In the data below, find every line with the string "coque" and pull it out.

··· GIVEN DATA ···

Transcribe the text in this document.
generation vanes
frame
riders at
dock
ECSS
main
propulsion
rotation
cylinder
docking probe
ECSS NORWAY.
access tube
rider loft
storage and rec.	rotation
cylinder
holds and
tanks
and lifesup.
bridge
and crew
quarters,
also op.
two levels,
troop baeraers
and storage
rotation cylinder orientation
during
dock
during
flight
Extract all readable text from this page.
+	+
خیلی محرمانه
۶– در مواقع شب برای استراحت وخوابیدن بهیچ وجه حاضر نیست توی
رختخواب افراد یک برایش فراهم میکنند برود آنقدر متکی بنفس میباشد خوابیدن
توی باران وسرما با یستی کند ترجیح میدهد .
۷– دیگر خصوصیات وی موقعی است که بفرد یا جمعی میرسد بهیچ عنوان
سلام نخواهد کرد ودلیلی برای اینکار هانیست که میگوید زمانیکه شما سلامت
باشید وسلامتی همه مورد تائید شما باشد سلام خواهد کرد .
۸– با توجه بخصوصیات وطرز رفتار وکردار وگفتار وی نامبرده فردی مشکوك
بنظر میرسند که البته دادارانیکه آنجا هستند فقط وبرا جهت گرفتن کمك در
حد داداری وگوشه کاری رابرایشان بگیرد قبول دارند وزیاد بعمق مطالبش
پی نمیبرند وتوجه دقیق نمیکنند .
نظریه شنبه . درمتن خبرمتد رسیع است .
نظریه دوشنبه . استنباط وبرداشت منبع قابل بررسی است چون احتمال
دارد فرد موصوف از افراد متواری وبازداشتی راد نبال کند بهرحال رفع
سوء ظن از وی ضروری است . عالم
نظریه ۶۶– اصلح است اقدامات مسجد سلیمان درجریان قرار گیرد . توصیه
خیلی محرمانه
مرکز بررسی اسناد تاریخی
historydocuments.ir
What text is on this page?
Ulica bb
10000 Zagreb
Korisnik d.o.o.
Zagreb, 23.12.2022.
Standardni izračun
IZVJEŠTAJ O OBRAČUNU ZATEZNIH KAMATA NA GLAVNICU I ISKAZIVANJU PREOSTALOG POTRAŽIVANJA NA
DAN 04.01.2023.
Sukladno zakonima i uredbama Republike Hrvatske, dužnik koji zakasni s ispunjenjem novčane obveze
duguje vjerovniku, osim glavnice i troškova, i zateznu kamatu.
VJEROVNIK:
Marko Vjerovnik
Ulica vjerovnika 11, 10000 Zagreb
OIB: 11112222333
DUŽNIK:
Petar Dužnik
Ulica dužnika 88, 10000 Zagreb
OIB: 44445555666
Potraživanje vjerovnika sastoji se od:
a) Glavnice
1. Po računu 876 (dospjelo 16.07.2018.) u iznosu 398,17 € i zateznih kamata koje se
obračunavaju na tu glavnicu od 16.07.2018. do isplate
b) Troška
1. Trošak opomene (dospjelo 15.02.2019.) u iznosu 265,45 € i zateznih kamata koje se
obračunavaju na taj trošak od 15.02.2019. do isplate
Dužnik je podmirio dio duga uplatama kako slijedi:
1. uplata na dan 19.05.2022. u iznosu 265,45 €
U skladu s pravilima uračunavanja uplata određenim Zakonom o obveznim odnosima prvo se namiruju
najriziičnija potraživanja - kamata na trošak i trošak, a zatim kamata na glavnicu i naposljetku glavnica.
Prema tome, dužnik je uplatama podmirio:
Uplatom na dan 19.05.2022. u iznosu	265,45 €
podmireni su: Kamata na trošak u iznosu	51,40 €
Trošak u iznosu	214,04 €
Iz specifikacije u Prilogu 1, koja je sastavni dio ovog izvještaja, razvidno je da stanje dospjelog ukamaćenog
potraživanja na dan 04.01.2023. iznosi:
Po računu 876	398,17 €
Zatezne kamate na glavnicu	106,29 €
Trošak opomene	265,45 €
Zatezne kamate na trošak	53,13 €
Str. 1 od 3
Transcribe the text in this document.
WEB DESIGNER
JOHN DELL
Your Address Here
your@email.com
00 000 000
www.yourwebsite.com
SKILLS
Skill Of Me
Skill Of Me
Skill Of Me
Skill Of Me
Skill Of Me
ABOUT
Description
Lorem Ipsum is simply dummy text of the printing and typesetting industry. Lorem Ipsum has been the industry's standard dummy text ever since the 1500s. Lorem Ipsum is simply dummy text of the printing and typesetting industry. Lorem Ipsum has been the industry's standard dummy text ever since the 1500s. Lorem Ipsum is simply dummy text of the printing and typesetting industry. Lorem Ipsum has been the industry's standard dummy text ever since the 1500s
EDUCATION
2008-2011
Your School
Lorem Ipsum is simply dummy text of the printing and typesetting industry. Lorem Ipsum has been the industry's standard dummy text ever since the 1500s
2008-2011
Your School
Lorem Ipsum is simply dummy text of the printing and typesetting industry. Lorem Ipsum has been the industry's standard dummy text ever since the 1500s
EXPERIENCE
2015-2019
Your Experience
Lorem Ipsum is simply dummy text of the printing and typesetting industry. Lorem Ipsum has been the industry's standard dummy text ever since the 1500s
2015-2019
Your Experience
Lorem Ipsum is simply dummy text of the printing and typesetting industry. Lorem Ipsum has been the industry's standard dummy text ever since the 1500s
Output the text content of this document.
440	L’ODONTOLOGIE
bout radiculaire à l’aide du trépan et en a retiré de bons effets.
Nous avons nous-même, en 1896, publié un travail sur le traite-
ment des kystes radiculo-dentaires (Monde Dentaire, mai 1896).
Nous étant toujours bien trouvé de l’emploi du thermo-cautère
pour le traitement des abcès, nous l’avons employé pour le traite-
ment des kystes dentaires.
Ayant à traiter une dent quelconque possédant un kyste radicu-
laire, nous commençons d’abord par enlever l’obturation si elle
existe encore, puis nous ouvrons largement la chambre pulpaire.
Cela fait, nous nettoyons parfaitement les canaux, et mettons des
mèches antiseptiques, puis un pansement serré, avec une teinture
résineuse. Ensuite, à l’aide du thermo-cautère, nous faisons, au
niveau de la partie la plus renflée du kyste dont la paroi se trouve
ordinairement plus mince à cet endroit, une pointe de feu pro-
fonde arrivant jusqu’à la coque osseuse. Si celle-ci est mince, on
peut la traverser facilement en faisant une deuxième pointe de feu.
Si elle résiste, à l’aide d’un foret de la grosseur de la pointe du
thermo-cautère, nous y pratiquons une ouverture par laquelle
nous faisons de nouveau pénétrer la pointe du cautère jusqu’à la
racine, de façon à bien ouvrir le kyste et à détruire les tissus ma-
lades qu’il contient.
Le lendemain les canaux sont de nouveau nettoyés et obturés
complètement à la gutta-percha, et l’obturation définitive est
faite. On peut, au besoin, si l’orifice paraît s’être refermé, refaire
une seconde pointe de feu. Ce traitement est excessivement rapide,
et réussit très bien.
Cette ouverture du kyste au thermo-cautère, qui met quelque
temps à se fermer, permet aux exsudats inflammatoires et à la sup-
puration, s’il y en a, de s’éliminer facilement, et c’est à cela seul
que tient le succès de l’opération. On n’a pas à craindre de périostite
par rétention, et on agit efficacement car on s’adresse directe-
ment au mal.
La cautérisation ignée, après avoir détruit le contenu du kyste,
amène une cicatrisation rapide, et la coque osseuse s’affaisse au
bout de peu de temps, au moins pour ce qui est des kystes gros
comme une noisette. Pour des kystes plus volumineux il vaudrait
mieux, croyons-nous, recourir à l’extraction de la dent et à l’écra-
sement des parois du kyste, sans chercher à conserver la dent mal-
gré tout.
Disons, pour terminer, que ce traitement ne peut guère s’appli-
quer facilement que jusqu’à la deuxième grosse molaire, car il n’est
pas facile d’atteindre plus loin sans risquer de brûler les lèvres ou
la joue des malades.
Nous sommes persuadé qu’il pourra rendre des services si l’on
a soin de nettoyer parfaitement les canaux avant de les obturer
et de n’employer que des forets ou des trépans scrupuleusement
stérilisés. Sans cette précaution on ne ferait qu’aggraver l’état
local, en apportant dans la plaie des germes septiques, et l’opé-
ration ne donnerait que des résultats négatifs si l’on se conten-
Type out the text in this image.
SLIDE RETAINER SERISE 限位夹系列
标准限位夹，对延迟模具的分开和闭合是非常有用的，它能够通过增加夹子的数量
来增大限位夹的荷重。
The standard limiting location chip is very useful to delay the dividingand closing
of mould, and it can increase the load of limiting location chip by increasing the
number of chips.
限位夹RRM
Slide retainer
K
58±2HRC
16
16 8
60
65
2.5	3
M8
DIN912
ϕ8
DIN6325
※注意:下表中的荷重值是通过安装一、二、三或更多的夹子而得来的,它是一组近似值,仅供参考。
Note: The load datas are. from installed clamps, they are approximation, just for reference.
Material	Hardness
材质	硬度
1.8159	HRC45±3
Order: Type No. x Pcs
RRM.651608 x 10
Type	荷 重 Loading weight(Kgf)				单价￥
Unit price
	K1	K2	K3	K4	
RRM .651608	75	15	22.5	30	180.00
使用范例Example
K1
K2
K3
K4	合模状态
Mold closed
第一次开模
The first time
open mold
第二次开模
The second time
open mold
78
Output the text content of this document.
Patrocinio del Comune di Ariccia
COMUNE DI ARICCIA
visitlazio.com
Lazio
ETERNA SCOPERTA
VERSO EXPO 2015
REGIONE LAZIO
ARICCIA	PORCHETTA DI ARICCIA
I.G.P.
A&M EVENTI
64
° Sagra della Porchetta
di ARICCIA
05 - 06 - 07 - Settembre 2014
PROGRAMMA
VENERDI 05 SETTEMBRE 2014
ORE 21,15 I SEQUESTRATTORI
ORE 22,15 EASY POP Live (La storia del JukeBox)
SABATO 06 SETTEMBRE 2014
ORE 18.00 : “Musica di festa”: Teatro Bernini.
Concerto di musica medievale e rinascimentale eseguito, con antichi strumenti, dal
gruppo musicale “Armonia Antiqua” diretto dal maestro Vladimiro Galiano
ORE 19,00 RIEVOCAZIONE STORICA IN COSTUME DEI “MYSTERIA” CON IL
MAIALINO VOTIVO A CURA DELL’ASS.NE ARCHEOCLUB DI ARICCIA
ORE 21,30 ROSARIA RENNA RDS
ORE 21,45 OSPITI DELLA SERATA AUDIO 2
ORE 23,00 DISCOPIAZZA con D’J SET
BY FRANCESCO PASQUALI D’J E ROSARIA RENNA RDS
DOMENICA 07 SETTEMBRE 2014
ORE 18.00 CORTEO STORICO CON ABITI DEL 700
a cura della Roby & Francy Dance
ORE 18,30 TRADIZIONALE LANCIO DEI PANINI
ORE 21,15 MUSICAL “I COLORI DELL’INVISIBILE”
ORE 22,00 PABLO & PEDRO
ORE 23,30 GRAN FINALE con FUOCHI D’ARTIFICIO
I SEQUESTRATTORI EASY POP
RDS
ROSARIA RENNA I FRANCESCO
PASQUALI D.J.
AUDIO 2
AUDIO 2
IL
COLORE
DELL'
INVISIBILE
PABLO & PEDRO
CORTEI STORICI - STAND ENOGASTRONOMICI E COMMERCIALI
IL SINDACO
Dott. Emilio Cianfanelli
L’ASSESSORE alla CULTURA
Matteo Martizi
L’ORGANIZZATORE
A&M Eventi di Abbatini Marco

···

▶ EXERCISE ANSWER:
fonde arrivant jusqu’à la coque osseuse. Si celle-ci est mince, on
amène une cicatrisation rapide, et la coque osseuse s’affaisse au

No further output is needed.